REQUIREMENT: Repeat each line of the material below exactly as it appears, minus any pictures.

MATERIAL PROVIDED:
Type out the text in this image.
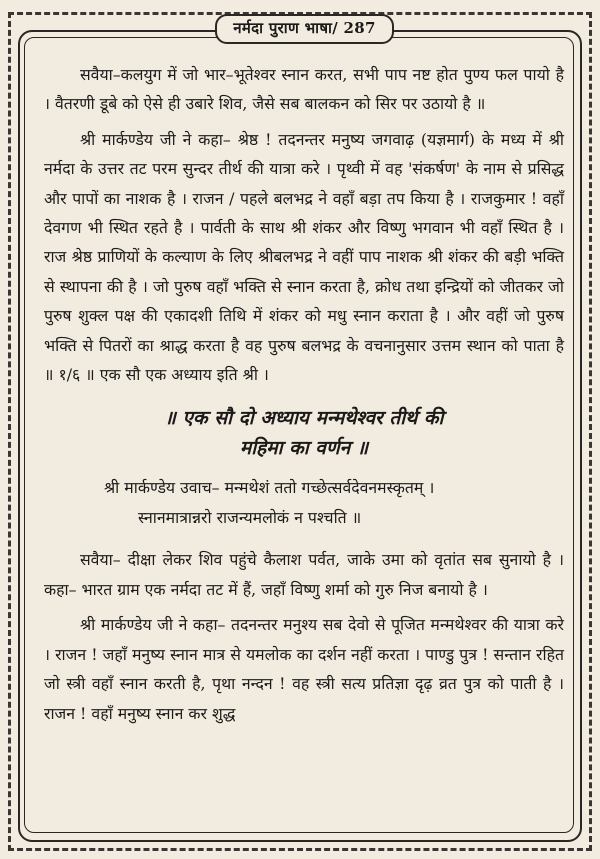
नर्मदा पुराण भाषा/ 287
सवैया–कलयुग में जो भार–भूतेश्वर स्नान करत, सभी पाप नष्ट होत पुण्य फल पायो है । वैतरणी डूबे को ऐसे ही उबारे शिव, जैसे सब बालकन को सिर पर उठायो है ॥
श्री मार्कण्डेय जी ने कहा– श्रेष्ठ ! तदनन्तर मनुष्य जगवाढ़ (यज्ञमार्ग) के मध्य में श्री नर्मदा के उत्तर तट परम सुन्दर तीर्थ की यात्रा करे । पृथ्वी में वह 'संकर्षण' के नाम से प्रसिद्ध और पापों का नाशक है । राजन / पहले बलभद्र ने वहाँ बड़ा तप किया है । राजकुमार ! वहाँ देवगण भी स्थित रहते है । पार्वती के साथ श्री शंकर और विष्णु भगवान भी वहाँ स्थित है । राज श्रेष्ठ प्राणियों के कल्याण के लिए श्रीबलभद्र ने वहीं पाप नाशक श्री शंकर की बड़ी भक्ति से स्थापना की है । जो पुरुष वहाँ भक्ति से स्नान करता है, क्रोध तथा इन्द्रियों को जीतकर जो पुरुष शुक्ल पक्ष की एकादशी तिथि में शंकर को मधु स्नान कराता है । और वहीं जो पुरुष भक्ति से पितरों का श्राद्ध करता है वह पुरुष बलभद्र के वचनानुसार उत्तम स्थान को पाता है ॥ १/६ ॥ एक सौ एक अध्याय इति श्री ।
॥ एक सौ दो अध्याय मन्मथेश्वर तीर्थ की
महिमा का वर्णन ॥
श्री मार्कण्डेय उवाच– मन्मथेशं ततो गच्छेत्सर्वदेवनमस्कृतम् ।
स्नानमात्रान्नरो राजन्यमलोकं न पश्चति ॥
सवैया– दीक्षा लेकर शिव पहुंचे कैलाश पर्वत, जाके उमा को वृतांत सब सुनायो है । कहा– भारत ग्राम एक नर्मदा तट में हैं, जहाँ विष्णु शर्मा को गुरु निज बनायो है ।
श्री मार्कण्डेय जी ने कहा– तदनन्तर मनुश्य सब देवो से पूजित मन्मथेश्वर की यात्रा करे । राजन ! जहाँ मनुष्य स्नान मात्र से यमलोक का दर्शन नहीं करता । पाण्डु पुत्र ! सन्तान रहित जो स्त्री वहाँ स्नान करती है, पृथा नन्दन ! वह स्त्री सत्य प्रतिज्ञा दृढ़ व्रत पुत्र को पाती है । राजन ! वहाँ मनुष्य स्नान कर शुद्ध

OUTPUT OF THE EXERCISE:
Type out the text in this image.
नर्मदा पुराण भाषा/ 287
सवैया–कलयुग में जो भार–भूतेश्वर स्नान करत, सभी पाप नष्ट होत पुण्य फल पायो है । वैतरणी डूबे को ऐसे ही उबारे शिव, जैसे सब बालकन को सिर पर उठायो है ॥
श्री मार्कण्डेय जी ने कहा– श्रेष्ठ ! तदनन्तर मनुष्य जगवाढ़ (यज्ञमार्ग) के मध्य में श्री नर्मदा के उत्तर तट परम सुन्दर तीर्थ की यात्रा करे । पृथ्वी में वह 'संकर्षण' के नाम से प्रसिद्ध और पापों का नाशक है । राजन / पहले बलभद्र ने वहाँ बड़ा तप किया है । राजकुमार ! वहाँ देवगण भी स्थित रहते है । पार्वती के साथ श्री शंकर और विष्णु भगवान भी वहाँ स्थित है । राज श्रेष्ठ प्राणियों के कल्याण के लिए श्रीबलभद्र ने वहीं पाप नाशक श्री शंकर की बड़ी भक्ति से स्थापना की है । जो पुरुष वहाँ भक्ति से स्नान करता है, क्रोध तथा इन्द्रियों को जीतकर जो पुरुष शुक्ल पक्ष की एकादशी तिथि में शंकर को मधु स्नान कराता है । और वहीं जो पुरुष भक्ति से पितरों का श्राद्ध करता है वह पुरुष बलभद्र के वचनानुसार उत्तम स्थान को पाता है ॥ १/६ ॥ एक सौ एक अध्याय इति श्री ।
॥ एक सौ दो अध्याय मन्मथेश्वर तीर्थ की
महिमा का वर्णन ॥
श्री मार्कण्डेय उवाच– मन्मथेशं ततो गच्छेत्सर्वदेवनमस्कृतम् ।
स्नानमात्रान्नरो राजन्यमलोकं न पश्चति ॥
सवैया– दीक्षा लेकर शिव पहुंचे कैलाश पर्वत, जाके उमा को वृतांत सब सुनायो है । कहा– भारत ग्राम एक नर्मदा तट में हैं, जहाँ विष्णु शर्मा को गुरु निज बनायो है ।
श्री मार्कण्डेय जी ने कहा– तदनन्तर मनुश्य सब देवो से पूजित मन्मथेश्वर की यात्रा करे । राजन ! जहाँ मनुष्य स्नान मात्र से यमलोक का दर्शन नहीं करता । पाण्डु पुत्र ! सन्तान रहित जो स्त्री वहाँ स्नान करती है, पृथा नन्दन ! वह स्त्री सत्य प्रतिज्ञा दृढ़ व्रत पुत्र को पाती है । राजन ! वहाँ मनुष्य स्नान कर शुद्ध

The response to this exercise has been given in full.